§ **Problem to work on**
Return all lines where the word "подтверждение" can be found.
# # # # # # #
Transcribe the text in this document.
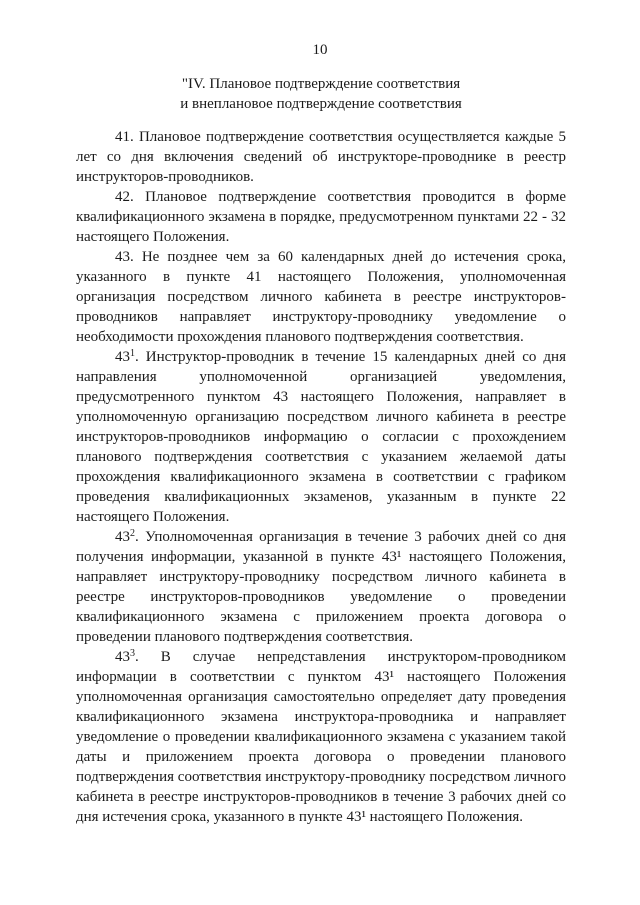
10
"IV. Плановое подтверждение соответствия
и внеплановое подтверждение соответствия

41. Плановое подтверждение соответствия осуществляется каждые 5 лет со дня включения сведений об инструкторе-проводнике в реестр инструкторов-проводников.

42. Плановое подтверждение соответствия проводится в форме квалификационного экзамена в порядке, предусмотренном пунктами 22 - 32 настоящего Положения.

43. Не позднее чем за 60 календарных дней до истечения срока, указанного в пункте 41 настоящего Положения, уполномоченная организация посредством личного кабинета в реестре инструкторов-проводников направляет инструктору-проводнику уведомление о необходимости прохождения планового подтверждения соответствия.

$43^1$. Инструктор-проводник в течение 15 календарных дней со дня направления уполномоченной организацией уведомления, предусмотренного пунктом 43 настоящего Положения, направляет в уполномоченную организацию посредством личного кабинета в реестре инструкторов-проводников информацию о согласии с прохождением планового подтверждения соответствия с указанием желаемой даты прохождения квалификационного экзамена в соответствии с графиком проведения квалификационных экзаменов, указанным в пункте 22 настоящего Положения.

$43^2$. Уполномоченная организация в течение 3 рабочих дней со дня получения информации, указанной в пункте 43¹ настоящего Положения, направляет инструктору-проводнику посредством личного кабинета в реестре инструкторов-проводников уведомление о проведении квалификационного экзамена с приложением проекта договора о проведении планового подтверждения соответствия.

$43^3$. В случае непредставления инструктором-проводником информации в соответствии с пунктом 43¹ настоящего Положения уполномоченная организация самостоятельно определяет дату проведения квалификационного экзамена инструктора-проводника и направляет уведомление о проведении квалификационного экзамена с указанием такой даты и приложением проекта договора о проведении планового подтверждения соответствия инструктору-проводнику посредством личного кабинета в реестре инструкторов-проводников в течение 3 рабочих дней со дня истечения срока, указанного в пункте 43¹ настоящего Положения.
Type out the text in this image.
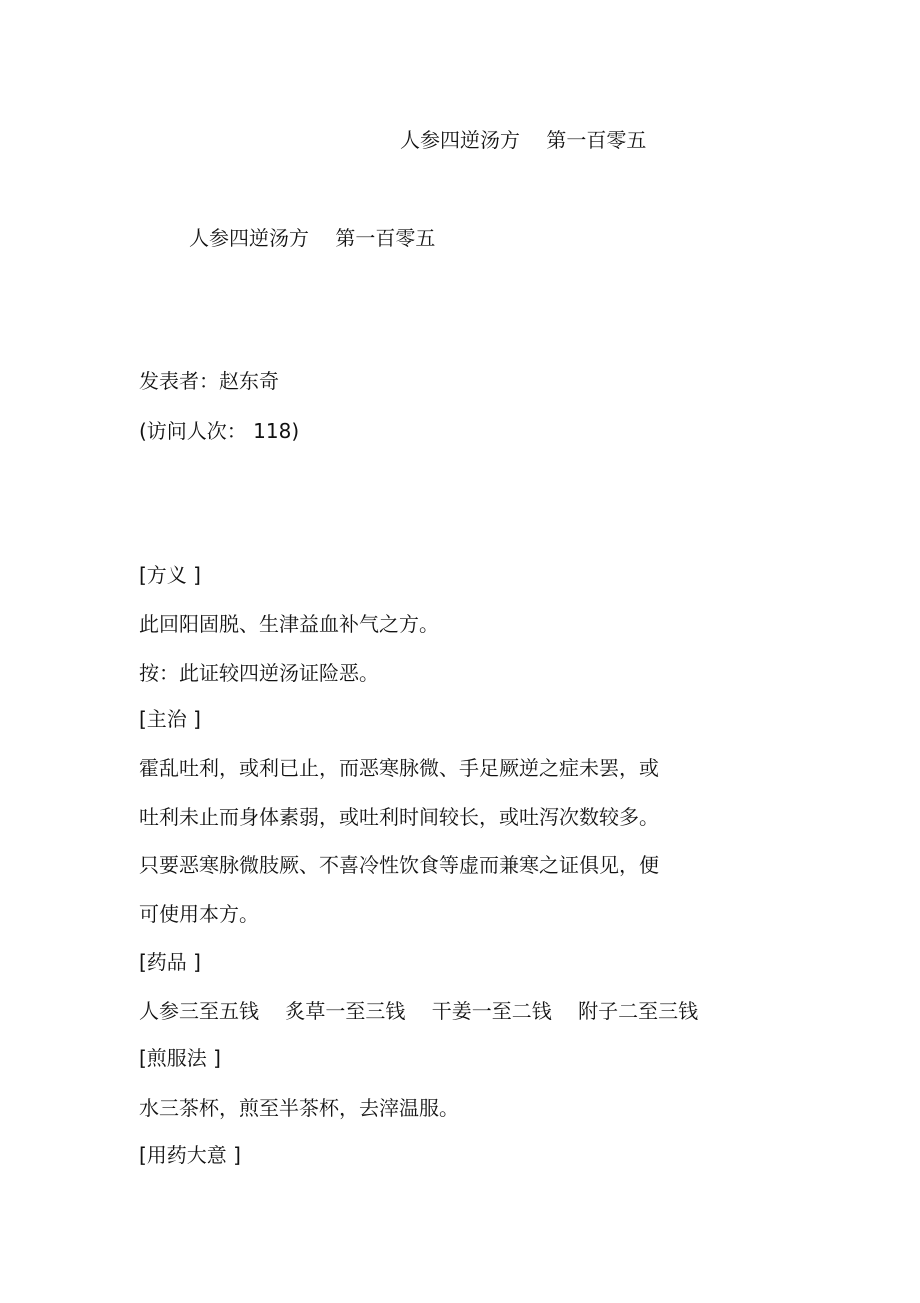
人参四逆汤方　 第一百零五
人参四逆汤方　 第一百零五
发表者：赵东奇
(访问人次： 118)
[方义 ]
此回阳固脱、生津益血补气之方。
按：此证较四逆汤证险恶。
[主治 ]
霍乱吐利，或利已止，而恶寒脉微、手足厥逆之症未罢，或
吐利未止而身体素弱，或吐利时间较长，或吐泻次数较多。
只要恶寒脉微肢厥、不喜冷性饮食等虚而兼寒之证俱见，便
可使用本方。
[药品 ]
人参三至五钱　 炙草一至三钱　 干姜一至二钱　 附子二至三钱
[煎服法 ]
水三茶杯，煎至半茶杯，去滓温服。
[用药大意 ]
# # # # # # #
§ **Output of the task**
"IV. Плановое подтверждение соответствия
и внеплановое подтверждение соответствия
41. Плановое подтверждение соответствия осуществляется каждые 5 лет со дня включения сведений об инструкторе-проводнике в реестр инструкторов-проводников.
42. Плановое подтверждение соответствия проводится в форме квалификационного экзамена в порядке, предусмотренном пунктами 22 - 32 настоящего Положения.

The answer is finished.